◆ **Input material**
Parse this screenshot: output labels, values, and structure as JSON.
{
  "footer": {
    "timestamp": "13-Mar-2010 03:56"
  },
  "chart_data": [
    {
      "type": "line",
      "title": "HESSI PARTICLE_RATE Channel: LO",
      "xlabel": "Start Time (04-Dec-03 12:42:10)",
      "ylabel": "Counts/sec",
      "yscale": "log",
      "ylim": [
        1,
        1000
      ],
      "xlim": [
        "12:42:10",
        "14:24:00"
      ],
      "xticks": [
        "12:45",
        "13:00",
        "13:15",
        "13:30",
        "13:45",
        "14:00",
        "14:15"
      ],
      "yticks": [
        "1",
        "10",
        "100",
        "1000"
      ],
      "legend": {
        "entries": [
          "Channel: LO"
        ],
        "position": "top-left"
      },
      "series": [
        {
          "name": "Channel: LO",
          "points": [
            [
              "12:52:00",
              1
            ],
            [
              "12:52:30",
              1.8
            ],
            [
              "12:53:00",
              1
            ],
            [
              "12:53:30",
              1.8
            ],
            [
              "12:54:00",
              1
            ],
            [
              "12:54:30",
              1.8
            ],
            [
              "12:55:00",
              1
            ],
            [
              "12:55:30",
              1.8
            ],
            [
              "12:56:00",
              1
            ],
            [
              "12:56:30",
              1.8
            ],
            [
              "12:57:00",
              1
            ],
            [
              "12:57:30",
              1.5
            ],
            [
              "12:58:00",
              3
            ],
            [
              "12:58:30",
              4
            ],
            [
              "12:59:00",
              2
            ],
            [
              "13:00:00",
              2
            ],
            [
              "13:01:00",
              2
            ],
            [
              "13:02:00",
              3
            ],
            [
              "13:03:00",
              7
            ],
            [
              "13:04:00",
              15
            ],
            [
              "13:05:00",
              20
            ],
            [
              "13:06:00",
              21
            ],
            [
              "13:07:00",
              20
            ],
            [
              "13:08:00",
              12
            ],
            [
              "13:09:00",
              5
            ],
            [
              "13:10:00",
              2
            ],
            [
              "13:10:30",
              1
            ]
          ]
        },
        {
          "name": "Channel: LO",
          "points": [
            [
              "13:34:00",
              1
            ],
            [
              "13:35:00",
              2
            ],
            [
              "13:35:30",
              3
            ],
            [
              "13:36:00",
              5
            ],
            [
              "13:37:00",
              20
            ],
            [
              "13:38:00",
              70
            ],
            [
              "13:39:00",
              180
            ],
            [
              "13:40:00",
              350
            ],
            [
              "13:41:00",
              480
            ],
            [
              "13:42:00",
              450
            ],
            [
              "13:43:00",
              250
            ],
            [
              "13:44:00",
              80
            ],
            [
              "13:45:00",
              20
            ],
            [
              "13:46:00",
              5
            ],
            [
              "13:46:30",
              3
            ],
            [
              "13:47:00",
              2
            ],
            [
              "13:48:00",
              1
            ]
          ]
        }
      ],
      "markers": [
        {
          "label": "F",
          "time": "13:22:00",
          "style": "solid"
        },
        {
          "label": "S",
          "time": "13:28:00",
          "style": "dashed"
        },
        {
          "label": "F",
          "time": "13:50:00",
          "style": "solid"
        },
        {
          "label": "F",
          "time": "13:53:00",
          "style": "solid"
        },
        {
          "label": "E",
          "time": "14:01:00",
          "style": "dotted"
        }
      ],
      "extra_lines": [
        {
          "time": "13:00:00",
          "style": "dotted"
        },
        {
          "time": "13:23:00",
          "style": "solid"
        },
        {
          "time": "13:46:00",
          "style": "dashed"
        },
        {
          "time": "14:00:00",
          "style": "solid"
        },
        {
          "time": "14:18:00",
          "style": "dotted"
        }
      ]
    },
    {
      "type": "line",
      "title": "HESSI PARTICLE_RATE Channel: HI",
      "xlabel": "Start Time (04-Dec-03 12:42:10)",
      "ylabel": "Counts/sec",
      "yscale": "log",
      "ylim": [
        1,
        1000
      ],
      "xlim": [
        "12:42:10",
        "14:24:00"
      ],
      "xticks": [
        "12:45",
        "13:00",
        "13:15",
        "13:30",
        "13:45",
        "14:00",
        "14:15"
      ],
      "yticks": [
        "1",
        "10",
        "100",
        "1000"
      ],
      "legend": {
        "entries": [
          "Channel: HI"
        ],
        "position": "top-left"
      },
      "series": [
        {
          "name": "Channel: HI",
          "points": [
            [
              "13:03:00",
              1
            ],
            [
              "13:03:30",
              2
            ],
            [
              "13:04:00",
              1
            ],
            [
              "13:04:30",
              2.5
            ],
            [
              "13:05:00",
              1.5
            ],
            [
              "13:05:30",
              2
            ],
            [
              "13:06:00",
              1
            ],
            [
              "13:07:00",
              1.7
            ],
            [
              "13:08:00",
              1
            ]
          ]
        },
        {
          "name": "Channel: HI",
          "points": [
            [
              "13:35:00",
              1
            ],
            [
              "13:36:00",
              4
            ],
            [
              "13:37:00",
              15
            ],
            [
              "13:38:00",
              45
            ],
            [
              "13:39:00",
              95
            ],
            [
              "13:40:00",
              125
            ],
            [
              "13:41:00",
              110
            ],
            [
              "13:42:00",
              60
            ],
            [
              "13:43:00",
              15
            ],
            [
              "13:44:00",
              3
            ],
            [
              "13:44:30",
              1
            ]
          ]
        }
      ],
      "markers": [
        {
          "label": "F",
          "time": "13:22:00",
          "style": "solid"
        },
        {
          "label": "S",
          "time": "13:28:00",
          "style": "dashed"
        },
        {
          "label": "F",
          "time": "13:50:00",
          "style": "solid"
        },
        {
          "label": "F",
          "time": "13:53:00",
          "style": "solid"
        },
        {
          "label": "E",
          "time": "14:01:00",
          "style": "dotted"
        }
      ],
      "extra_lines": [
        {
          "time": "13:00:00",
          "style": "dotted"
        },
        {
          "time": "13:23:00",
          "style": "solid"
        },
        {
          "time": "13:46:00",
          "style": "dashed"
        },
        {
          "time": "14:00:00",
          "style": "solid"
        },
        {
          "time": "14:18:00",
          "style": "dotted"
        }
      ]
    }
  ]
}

◆ **Stated problem**
All of the data shown above must be copied exactly.

◆ **Exercise solution**
Parse this screenshot: output labels, values, and structure as JSON.
{
  "footer": {
    "timestamp": "13-Mar-2010 03:56"
  },
  "chart_data": [
    {
      "type": "line",
      "title": "HESSI PARTICLE_RATE Channel: LO",
      "xlabel": "Start Time (04-Dec-03 12:42:10)",
      "ylabel": "Counts/sec",
      "yscale": "log",
      "ylim": [
        1,
        1000
      ],
      "xlim": [
        "12:42:10",
        "14:24:00"
      ],
      "xticks": [
        "12:45",
        "13:00",
        "13:15",
        "13:30",
        "13:45",
        "14:00",
        "14:15"
      ],
      "yticks": [
        "1",
        "10",
        "100",
        "1000"
      ],
      "legend": {
        "entries": [
          "Channel: LO"
        ],
        "position": "top-left"
      },
      "series": [
        {
          "name": "Channel: LO",
          "points": [
            [
              "12:52:00",
              1
            ],
            [
              "12:52:30",
              1.8
            ],
            [
              "12:53:00",
              1
            ],
            [
              "12:53:30",
              1.8
            ],
            [
              "12:54:00",
              1
            ],
            [
              "12:54:30",
              1.8
            ],
            [
              "12:55:00",
              1
            ],
            [
              "12:55:30",
              1.8
            ],
            [
              "12:56:00",
              1
            ],
            [
              "12:56:30",
              1.8
            ],
            [
              "12:57:00",
              1
            ],
            [
              "12:57:30",
              1.5
            ],
            [
              "12:58:00",
              3
            ],
            [
              "12:58:30",
              4
            ],
            [
              "12:59:00",
              2
            ],
            [
              "13:00:00",
              2
            ],
            [
              "13:01:00",
              2
            ],
            [
              "13:02:00",
              3
            ],
            [
              "13:03:00",
              7
            ],
            [
              "13:04:00",
              15
            ],
            [
              "13:05:00",
              20
            ],
            [
              "13:06:00",
              21
            ],
            [
              "13:07:00",
              20
            ],
            [
              "13:08:00",
              12
            ],
            [
              "13:09:00",
              5
            ],
            [
              "13:10:00",
              2
            ],
            [
              "13:10:30",
              1
            ]
          ]
        },
        {
          "name": "Channel: LO",
          "points": [
            [
              "13:34:00",
              1
            ],
            [
              "13:35:00",
              2
            ],
            [
              "13:35:30",
              3
            ],
            [
              "13:36:00",
              5
            ],
            [
              "13:37:00",
              20
            ],
            [
              "13:38:00",
              70
            ],
            [
              "13:39:00",
              180
            ],
            [
              "13:40:00",
              350
            ],
            [
              "13:41:00",
              480
            ],
            [
              "13:42:00",
              450
            ],
            [
              "13:43:00",
              250
            ],
            [
              "13:44:00",
              80
            ],
            [
              "13:45:00",
              20
            ],
            [
              "13:46:00",
              5
            ],
            [
              "13:46:30",
              3
            ],
            [
              "13:47:00",
              2
            ],
            [
              "13:48:00",
              1
            ]
          ]
        }
      ],
      "markers": [
        {
          "label": "F",
          "time": "13:22:00",
          "style": "solid"
        },
        {
          "label": "S",
          "time": "13:28:00",
          "style": "dashed"
        },
        {
          "label": "F",
          "time": "13:50:00",
          "style": "solid"
        },
        {
          "label": "F",
          "time": "13:53:00",
          "style": "solid"
        },
        {
          "label": "E",
          "time": "14:01:00",
          "style": "dotted"
        }
      ],
      "extra_lines": [
        {
          "time": "13:00:00",
          "style": "dotted"
        },
        {
          "time": "13:23:00",
          "style": "solid"
        },
        {
          "time": "13:46:00",
          "style": "dashed"
        },
        {
          "time": "14:00:00",
          "style": "solid"
        },
        {
          "time": "14:18:00",
          "style": "dotted"
        }
      ]
    },
    {
      "type": "line",
      "title": "HESSI PARTICLE_RATE Channel: HI",
      "xlabel": "Start Time (04-Dec-03 12:42:10)",
      "ylabel": "Counts/sec",
      "yscale": "log",
      "ylim": [
        1,
        1000
      ],
      "xlim": [
        "12:42:10",
        "14:24:00"
      ],
      "xticks": [
        "12:45",
        "13:00",
        "13:15",
        "13:30",
        "13:45",
        "14:00",
        "14:15"
      ],
      "yticks": [
        "1",
        "10",
        "100",
        "1000"
      ],
      "legend": {
        "entries": [
          "Channel: HI"
        ],
        "position": "top-left"
      },
      "series": [
        {
          "name": "Channel: HI",
          "points": [
            [
              "13:03:00",
              1
            ],
            [
              "13:03:30",
              2
            ],
            [
              "13:04:00",
              1
            ],
            [
              "13:04:30",
              2.5
            ],
            [
              "13:05:00",
              1.5
            ],
            [
              "13:05:30",
              2
            ],
            [
              "13:06:00",
              1
            ],
            [
              "13:07:00",
              1.7
            ],
            [
              "13:08:00",
              1
            ]
          ]
        },
        {
          "name": "Channel: HI",
          "points": [
            [
              "13:35:00",
              1
            ],
            [
              "13:36:00",
              4
            ],
            [
              "13:37:00",
              15
            ],
            [
              "13:38:00",
              45
            ],
            [
              "13:39:00",
              95
            ],
            [
              "13:40:00",
              125
            ],
            [
              "13:41:00",
              110
            ],
            [
              "13:42:00",
              60
            ],
            [
              "13:43:00",
              15
            ],
            [
              "13:44:00",
              3
            ],
            [
              "13:44:30",
              1
            ]
          ]
        }
      ],
      "markers": [
        {
          "label": "F",
          "time": "13:22:00",
          "style": "solid"
        },
        {
          "label": "S",
          "time": "13:28:00",
          "style": "dashed"
        },
        {
          "label": "F",
          "time": "13:50:00",
          "style": "solid"
        },
        {
          "label": "F",
          "time": "13:53:00",
          "style": "solid"
        },
        {
          "label": "E",
          "time": "14:01:00",
          "style": "dotted"
        }
      ],
      "extra_lines": [
        {
          "time": "13:00:00",
          "style": "dotted"
        },
        {
          "time": "13:23:00",
          "style": "solid"
        },
        {
          "time": "13:46:00",
          "style": "dashed"
        },
        {
          "time": "14:00:00",
          "style": "solid"
        },
        {
          "time": "14:18:00",
          "style": "dotted"
        }
      ]
    }
  ]
}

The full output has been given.